Aim of the exercise: For each line below that contains the string "Component", copy that line.

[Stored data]
____________________

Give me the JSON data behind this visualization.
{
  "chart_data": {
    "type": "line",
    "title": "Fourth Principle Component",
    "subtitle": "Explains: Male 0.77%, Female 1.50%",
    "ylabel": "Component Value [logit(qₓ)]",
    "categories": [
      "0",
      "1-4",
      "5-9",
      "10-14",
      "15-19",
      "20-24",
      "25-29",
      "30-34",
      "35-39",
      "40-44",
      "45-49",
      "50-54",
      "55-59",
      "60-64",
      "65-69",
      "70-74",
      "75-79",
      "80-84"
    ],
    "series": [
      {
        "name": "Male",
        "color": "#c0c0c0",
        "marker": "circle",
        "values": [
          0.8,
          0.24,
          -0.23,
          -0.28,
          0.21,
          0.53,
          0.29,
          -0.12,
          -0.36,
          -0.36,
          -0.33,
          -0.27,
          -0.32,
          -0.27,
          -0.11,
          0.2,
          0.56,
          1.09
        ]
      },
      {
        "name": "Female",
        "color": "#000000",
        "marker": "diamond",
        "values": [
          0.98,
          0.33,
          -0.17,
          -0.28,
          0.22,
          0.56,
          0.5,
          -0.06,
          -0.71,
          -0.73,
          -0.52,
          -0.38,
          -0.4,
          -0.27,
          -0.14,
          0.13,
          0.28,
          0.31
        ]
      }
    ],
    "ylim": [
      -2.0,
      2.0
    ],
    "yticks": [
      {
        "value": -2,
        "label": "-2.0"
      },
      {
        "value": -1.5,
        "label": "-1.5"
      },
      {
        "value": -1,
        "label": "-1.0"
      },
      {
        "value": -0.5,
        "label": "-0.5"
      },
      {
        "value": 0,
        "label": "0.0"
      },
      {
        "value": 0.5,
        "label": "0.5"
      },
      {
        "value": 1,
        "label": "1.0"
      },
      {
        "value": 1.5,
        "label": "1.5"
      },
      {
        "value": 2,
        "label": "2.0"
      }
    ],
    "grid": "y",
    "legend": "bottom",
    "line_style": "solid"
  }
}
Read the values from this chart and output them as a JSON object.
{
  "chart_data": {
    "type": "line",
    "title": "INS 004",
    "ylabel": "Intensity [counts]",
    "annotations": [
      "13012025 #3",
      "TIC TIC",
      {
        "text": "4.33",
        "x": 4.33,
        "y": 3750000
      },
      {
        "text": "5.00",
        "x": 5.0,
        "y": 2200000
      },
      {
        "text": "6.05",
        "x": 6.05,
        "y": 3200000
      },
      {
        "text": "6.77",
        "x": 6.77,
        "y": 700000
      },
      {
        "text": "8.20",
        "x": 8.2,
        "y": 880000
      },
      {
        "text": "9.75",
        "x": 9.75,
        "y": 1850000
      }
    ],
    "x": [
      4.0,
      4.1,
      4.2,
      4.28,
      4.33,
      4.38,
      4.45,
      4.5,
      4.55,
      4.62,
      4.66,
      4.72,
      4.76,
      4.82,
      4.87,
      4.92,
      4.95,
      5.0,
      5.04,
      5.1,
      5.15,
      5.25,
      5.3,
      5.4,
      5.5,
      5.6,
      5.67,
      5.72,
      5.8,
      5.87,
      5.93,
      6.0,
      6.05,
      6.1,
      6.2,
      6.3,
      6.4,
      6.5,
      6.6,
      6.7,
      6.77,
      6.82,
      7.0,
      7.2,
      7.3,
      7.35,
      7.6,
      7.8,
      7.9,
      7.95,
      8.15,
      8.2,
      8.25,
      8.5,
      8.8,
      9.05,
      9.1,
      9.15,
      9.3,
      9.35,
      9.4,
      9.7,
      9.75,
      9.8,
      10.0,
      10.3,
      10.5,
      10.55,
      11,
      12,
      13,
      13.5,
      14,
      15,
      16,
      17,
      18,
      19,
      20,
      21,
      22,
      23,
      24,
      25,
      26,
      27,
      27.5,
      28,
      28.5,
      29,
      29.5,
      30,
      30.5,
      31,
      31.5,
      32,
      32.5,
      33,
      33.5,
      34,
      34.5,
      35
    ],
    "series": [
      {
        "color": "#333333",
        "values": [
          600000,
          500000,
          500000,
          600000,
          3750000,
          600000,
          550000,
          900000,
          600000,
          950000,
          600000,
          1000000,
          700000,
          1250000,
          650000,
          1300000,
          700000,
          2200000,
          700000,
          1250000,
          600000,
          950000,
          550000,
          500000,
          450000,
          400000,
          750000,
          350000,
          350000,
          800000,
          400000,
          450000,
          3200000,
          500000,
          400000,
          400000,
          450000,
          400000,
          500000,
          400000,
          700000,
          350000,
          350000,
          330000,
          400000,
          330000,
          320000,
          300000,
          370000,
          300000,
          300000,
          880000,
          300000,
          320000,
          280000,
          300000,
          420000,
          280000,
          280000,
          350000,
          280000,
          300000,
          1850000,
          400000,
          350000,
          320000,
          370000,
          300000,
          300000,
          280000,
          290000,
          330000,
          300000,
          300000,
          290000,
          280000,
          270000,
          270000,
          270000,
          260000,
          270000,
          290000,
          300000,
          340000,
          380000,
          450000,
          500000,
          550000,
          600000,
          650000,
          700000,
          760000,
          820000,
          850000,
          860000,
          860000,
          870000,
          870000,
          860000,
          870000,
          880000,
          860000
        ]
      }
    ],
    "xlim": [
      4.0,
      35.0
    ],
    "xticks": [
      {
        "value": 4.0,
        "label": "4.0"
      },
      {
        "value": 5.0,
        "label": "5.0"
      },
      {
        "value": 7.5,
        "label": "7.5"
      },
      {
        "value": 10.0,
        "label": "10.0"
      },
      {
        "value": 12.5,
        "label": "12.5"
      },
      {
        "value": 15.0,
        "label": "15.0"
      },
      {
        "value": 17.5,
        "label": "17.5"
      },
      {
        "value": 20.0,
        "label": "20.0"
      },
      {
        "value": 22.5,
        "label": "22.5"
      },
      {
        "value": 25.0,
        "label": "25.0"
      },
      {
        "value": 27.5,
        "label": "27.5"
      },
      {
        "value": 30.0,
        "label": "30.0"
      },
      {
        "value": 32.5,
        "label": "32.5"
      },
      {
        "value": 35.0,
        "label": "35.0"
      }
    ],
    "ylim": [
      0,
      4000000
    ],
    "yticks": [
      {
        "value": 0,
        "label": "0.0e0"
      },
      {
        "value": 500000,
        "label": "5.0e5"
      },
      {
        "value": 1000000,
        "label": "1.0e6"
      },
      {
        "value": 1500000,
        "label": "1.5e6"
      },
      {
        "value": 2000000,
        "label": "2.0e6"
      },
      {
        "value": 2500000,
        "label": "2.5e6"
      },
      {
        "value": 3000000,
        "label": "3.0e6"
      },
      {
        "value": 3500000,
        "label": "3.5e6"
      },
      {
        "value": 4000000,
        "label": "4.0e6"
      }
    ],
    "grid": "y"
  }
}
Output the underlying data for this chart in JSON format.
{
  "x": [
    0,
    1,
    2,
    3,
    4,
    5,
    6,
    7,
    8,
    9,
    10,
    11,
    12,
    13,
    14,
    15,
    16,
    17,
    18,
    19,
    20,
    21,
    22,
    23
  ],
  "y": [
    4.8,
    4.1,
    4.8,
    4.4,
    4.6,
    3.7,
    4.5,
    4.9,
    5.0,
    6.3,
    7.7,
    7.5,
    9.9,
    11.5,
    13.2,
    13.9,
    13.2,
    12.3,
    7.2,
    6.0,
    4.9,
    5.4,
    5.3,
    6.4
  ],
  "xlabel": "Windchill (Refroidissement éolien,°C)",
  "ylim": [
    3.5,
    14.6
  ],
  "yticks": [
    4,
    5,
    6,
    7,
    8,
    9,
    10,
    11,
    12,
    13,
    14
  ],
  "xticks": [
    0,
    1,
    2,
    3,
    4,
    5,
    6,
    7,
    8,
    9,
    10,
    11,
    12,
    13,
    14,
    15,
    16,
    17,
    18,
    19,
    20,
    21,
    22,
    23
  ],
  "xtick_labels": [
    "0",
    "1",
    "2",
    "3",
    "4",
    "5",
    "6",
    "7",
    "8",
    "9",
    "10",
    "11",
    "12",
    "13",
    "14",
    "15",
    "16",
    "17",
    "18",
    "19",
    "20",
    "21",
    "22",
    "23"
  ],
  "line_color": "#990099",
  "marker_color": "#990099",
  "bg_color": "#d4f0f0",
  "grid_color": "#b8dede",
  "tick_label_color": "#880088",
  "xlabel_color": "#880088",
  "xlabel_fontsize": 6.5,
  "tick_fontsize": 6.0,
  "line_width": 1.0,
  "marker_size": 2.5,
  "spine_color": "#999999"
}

____________________

Output for this exercise:
    "title": "Fourth Principle Component",
    "ylabel": "Component Value [logit(qₓ)]",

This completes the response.